What you have to do
Transcribe the full listing exactly, and drop every picture.
-------- Data records --------
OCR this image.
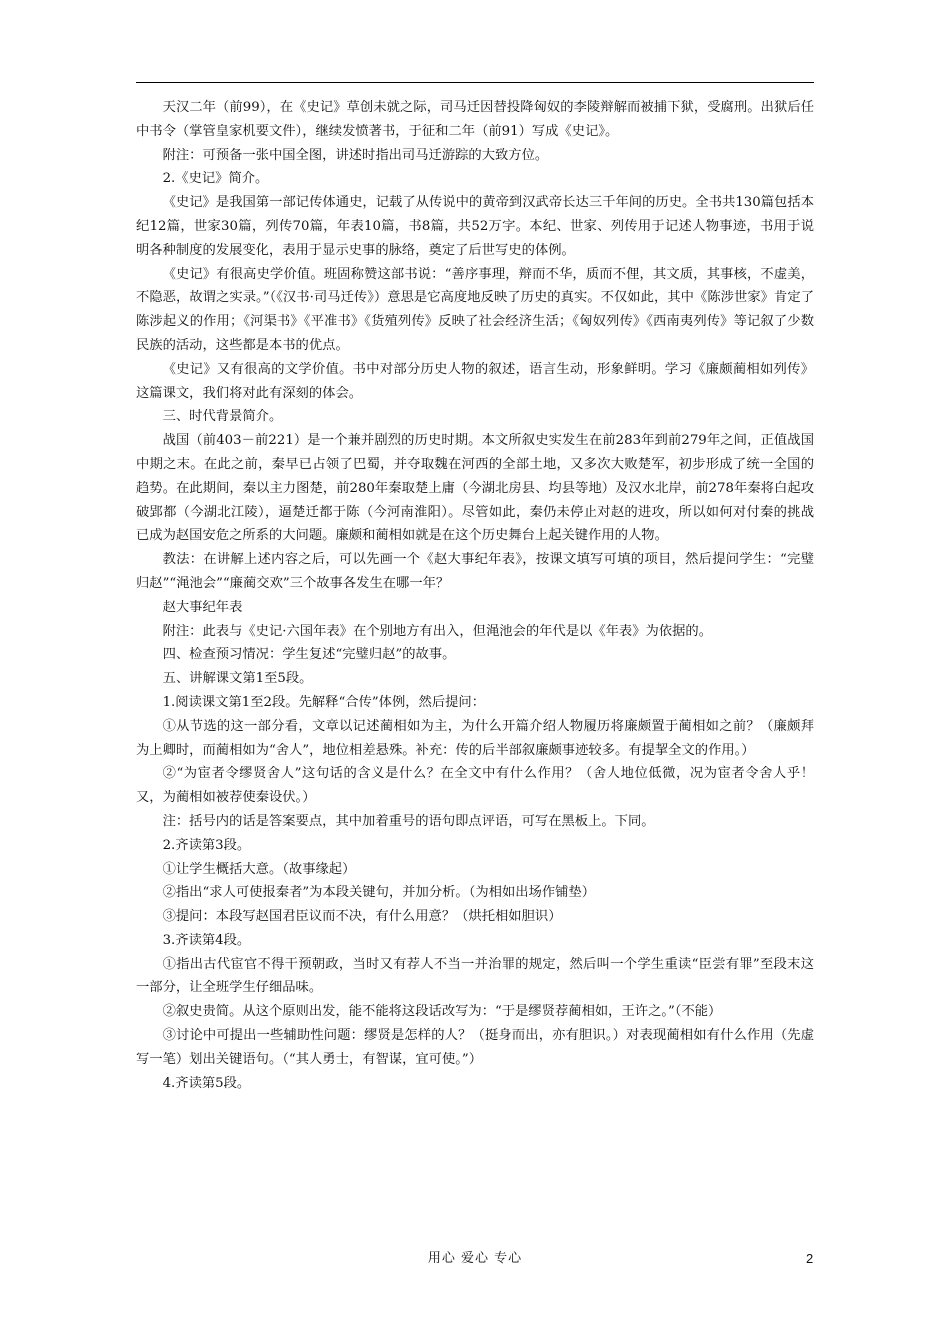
天汉二年（前99），在《史记》草创未就之际，司马迁因替投降匈奴的李陵辩解而被捕下狱，受腐刑。出狱后任中书令（掌管皇家机要文件），继续发愤著书，于征和二年（前91）写成《史记》。

附注：可预备一张中国全图，讲述时指出司马迁游踪的大致方位。

2.《史记》简介。

《史记》是我国第一部记传体通史，记载了从传说中的黄帝到汉武帝长达三千年间的历史。全书共130篇包括本纪12篇，世家30篇，列传70篇，年表10篇，书8篇，共52万字。本纪、世家、列传用于记述人物事迹，书用于说明各种制度的发展变化，表用于显示史事的脉络，奠定了后世写史的体例。

《史记》有很高史学价值。班固称赞这部书说：“善序事理，辩而不华，质而不俚，其文质，其事核，不虚美，不隐恶，故谓之实录。”（《汉书·司马迁传》）意思是它高度地反映了历史的真实。不仅如此，其中《陈涉世家》肯定了陈涉起义的作用；《河渠书》《平准书》《货殖列传》反映了社会经济生活；《匈奴列传》《西南夷列传》等记叙了少数民族的活动，这些都是本书的优点。

《史记》又有很高的文学价值。书中对部分历史人物的叙述，语言生动，形象鲜明。学习《廉颇蔺相如列传》这篇课文，我们将对此有深刻的体会。

三、时代背景简介。

战国（前403－前221）是一个兼并剧烈的历史时期。本文所叙史实发生在前283年到前279年之间，正值战国中期之末。在此之前，秦早已占领了巴蜀，并夺取魏在河西的全部土地，又多次大败楚军，初步形成了统一全国的趋势。在此期间，秦以主力图楚，前280年秦取楚上庸（今湖北房县、均县等地）及汉水北岸，前278年秦将白起攻破郢都（今湖北江陵），逼楚迁都于陈（今河南淮阳）。尽管如此，秦仍未停止对赵的进攻，所以如何对付秦的挑战已成为赵国安危之所系的大问题。廉颇和蔺相如就是在这个历史舞台上起关键作用的人物。

教法：在讲解上述内容之后，可以先画一个《赵大事纪年表》，按课文填写可填的项目，然后提问学生：“完璧归赵”“渑池会”“廉蔺交欢”三个故事各发生在哪一年？

赵大事纪年表

附注：此表与《史记·六国年表》在个别地方有出入，但渑池会的年代是以《年表》为依据的。

四、检查预习情况：学生复述“完璧归赵”的故事。

五、讲解课文第1至5段。

1.阅读课文第1至2段。先解释“合传”体例，然后提问：

①从节选的这一部分看，文章以记述蔺相如为主，为什么开篇介绍人物履历将廉颇置于蔺相如之前？（廉颇拜为上卿时，而蔺相如为“舍人”，地位相差悬殊。补充：传的后半部叙廉颇事迹较多。有提挈全文的作用。）

②“为宦者令缪贤舍人”这句话的含义是什么？在全文中有什么作用？（舍人地位低微，况为宦者令舍人乎！又，为蔺相如被荐使秦设伏。）

注：括号内的话是答案要点，其中加着重号的语句即点评语，可写在黑板上。下同。

2.齐读第3段。

①让学生概括大意。（故事缘起）

②指出“求人可使报秦者”为本段关键句，并加分析。（为相如出场作铺垫）

③提问：本段写赵国君臣议而不决，有什么用意？（烘托相如胆识）

3.齐读第4段。

①指出古代宦官不得干预朝政，当时又有荐人不当一并治罪的规定，然后叫一个学生重读“臣尝有罪”至段末这一部分，让全班学生仔细品味。

②叙史贵简。从这个原则出发，能不能将这段话改写为：“于是缪贤荐蔺相如，王许之。”（不能）

③讨论中可提出一些辅助性问题：缪贤是怎样的人？（挺身而出，亦有胆识。）对表现蔺相如有什么作用（先虚写一笔）划出关键语句。（“其人勇士，有智谋，宜可使。”）

4.齐读第5段。

用心 爱心 专心	2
--------
The answer
OCR this image.
天汉二年（前99），在《史记》草创未就之际，司马迁因替投降匈奴的李陵辩解而被捕下狱，受腐刑。出狱后任中书令（掌管皇家机要文件），继续发愤著书，于征和二年（前91）写成《史记》。

附注：可预备一张中国全图，讲述时指出司马迁游踪的大致方位。

2.《史记》简介。

《史记》是我国第一部记传体通史，记载了从传说中的黄帝到汉武帝长达三千年间的历史。全书共130篇包括本纪12篇，世家30篇，列传70篇，年表10篇，书8篇，共52万字。本纪、世家、列传用于记述人物事迹，书用于说明各种制度的发展变化，表用于显示史事的脉络，奠定了后世写史的体例。

《史记》有很高史学价值。班固称赞这部书说：“善序事理，辩而不华，质而不俚，其文质，其事核，不虚美，不隐恶，故谓之实录。”（《汉书·司马迁传》）意思是它高度地反映了历史的真实。不仅如此，其中《陈涉世家》肯定了陈涉起义的作用；《河渠书》《平准书》《货殖列传》反映了社会经济生活；《匈奴列传》《西南夷列传》等记叙了少数民族的活动，这些都是本书的优点。

《史记》又有很高的文学价值。书中对部分历史人物的叙述，语言生动，形象鲜明。学习《廉颇蔺相如列传》这篇课文，我们将对此有深刻的体会。

三、时代背景简介。

战国（前403－前221）是一个兼并剧烈的历史时期。本文所叙史实发生在前283年到前279年之间，正值战国中期之末。在此之前，秦早已占领了巴蜀，并夺取魏在河西的全部土地，又多次大败楚军，初步形成了统一全国的趋势。在此期间，秦以主力图楚，前280年秦取楚上庸（今湖北房县、均县等地）及汉水北岸，前278年秦将白起攻破郢都（今湖北江陵），逼楚迁都于陈（今河南淮阳）。尽管如此，秦仍未停止对赵的进攻，所以如何对付秦的挑战已成为赵国安危之所系的大问题。廉颇和蔺相如就是在这个历史舞台上起关键作用的人物。

教法：在讲解上述内容之后，可以先画一个《赵大事纪年表》，按课文填写可填的项目，然后提问学生：“完璧归赵”“渑池会”“廉蔺交欢”三个故事各发生在哪一年？

赵大事纪年表

附注：此表与《史记·六国年表》在个别地方有出入，但渑池会的年代是以《年表》为依据的。

四、检查预习情况：学生复述“完璧归赵”的故事。

五、讲解课文第1至5段。

1.阅读课文第1至2段。先解释“合传”体例，然后提问：

①从节选的这一部分看，文章以记述蔺相如为主，为什么开篇介绍人物履历将廉颇置于蔺相如之前？（廉颇拜为上卿时，而蔺相如为“舍人”，地位相差悬殊。补充：传的后半部叙廉颇事迹较多。有提挈全文的作用。）

②“为宦者令缪贤舍人”这句话的含义是什么？在全文中有什么作用？（舍人地位低微，况为宦者令舍人乎！又，为蔺相如被荐使秦设伏。）

注：括号内的话是答案要点，其中加着重号的语句即点评语，可写在黑板上。下同。

2.齐读第3段。

①让学生概括大意。（故事缘起）

②指出“求人可使报秦者”为本段关键句，并加分析。（为相如出场作铺垫）

③提问：本段写赵国君臣议而不决，有什么用意？（烘托相如胆识）

3.齐读第4段。

①指出古代宦官不得干预朝政，当时又有荐人不当一并治罪的规定，然后叫一个学生重读“臣尝有罪”至段末这一部分，让全班学生仔细品味。

②叙史贵简。从这个原则出发，能不能将这段话改写为：“于是缪贤荐蔺相如，王许之。”（不能）

③讨论中可提出一些辅助性问题：缪贤是怎样的人？（挺身而出，亦有胆识。）对表现蔺相如有什么作用（先虚写一笔）划出关键语句。（“其人勇士，有智谋，宜可使。”）

4.齐读第5段。

用心 爱心 专心	2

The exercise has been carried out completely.